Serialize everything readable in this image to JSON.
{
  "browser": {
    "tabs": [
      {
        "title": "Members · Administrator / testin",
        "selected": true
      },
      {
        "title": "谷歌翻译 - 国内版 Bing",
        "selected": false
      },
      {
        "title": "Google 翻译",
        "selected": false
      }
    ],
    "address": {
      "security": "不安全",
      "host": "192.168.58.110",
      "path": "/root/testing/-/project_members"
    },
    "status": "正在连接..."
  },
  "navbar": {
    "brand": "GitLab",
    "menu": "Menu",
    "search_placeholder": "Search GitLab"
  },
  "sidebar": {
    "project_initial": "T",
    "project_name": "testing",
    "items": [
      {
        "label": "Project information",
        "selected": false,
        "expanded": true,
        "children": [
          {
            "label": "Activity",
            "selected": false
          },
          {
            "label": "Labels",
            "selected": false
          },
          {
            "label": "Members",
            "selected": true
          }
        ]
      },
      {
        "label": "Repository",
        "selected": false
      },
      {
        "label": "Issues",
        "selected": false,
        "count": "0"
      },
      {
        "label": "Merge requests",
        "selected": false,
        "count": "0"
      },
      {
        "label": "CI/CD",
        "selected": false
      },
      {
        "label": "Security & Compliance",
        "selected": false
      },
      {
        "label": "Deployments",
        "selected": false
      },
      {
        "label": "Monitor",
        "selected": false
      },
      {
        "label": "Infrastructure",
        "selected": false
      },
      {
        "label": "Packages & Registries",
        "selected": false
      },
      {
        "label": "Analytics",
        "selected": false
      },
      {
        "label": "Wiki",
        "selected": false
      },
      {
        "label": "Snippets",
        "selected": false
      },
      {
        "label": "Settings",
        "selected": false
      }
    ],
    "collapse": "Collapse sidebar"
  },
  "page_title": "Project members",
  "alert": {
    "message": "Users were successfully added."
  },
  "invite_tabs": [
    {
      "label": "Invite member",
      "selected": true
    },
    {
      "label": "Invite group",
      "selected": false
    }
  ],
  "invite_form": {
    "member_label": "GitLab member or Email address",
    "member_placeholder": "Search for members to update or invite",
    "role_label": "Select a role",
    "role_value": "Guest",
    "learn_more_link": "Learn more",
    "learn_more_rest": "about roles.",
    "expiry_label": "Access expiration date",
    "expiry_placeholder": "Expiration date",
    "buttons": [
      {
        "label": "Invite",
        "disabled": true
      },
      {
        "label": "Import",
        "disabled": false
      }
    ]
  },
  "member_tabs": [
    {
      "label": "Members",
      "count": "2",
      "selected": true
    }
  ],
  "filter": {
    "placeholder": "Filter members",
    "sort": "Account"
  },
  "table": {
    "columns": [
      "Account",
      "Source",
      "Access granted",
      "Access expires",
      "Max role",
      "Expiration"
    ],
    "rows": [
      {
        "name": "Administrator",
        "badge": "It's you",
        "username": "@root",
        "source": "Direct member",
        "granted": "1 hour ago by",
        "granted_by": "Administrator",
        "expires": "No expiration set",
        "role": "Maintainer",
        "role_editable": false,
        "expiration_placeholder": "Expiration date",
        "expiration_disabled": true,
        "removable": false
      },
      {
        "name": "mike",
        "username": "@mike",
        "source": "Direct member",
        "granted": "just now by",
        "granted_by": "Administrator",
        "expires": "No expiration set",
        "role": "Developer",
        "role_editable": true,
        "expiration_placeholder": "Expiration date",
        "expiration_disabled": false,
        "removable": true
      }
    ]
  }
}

****************************************

§ **Required work**
Count the lines of the material that include the word "root", then report only the total.

§ **Full solution**
2